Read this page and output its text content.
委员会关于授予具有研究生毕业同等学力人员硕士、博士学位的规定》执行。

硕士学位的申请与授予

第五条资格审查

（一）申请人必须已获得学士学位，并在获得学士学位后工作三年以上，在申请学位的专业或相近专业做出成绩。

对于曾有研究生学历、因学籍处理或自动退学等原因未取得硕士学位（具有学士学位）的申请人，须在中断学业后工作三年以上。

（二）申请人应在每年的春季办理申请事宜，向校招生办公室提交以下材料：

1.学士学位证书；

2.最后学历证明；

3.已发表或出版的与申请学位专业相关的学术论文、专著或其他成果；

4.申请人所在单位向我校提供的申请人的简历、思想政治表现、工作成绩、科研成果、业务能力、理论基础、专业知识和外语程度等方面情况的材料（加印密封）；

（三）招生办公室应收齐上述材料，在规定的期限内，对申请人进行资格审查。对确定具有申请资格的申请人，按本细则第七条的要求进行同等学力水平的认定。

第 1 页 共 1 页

════════

◆ **Work to do**
Write out the entire listing exactly.

◆ **Reply to the task**
Read this page and output its text content.
委员会关于授予具有研究生毕业同等学力人员硕士、博士学位的规定》执行。

硕士学位的申请与授予

第五条资格审查

（一）申请人必须已获得学士学位，并在获得学士学位后工作三年以上，在申请学位的专业或相近专业做出成绩。

对于曾有研究生学历、因学籍处理或自动退学等原因未取得硕士学位（具有学士学位）的申请人，须在中断学业后工作三年以上。

（二）申请人应在每年的春季办理申请事宜，向校招生办公室提交以下材料：

1.学士学位证书；

2.最后学历证明；

3.已发表或出版的与申请学位专业相关的学术论文、专著或其他成果；

4.申请人所在单位向我校提供的申请人的简历、思想政治表现、工作成绩、科研成果、业务能力、理论基础、专业知识和外语程度等方面情况的材料（加印密封）；

（三）招生办公室应收齐上述材料，在规定的期限内，对申请人进行资格审查。对确定具有申请资格的申请人，按本细则第七条的要求进行同等学力水平的认定。

第 1 页 共 1 页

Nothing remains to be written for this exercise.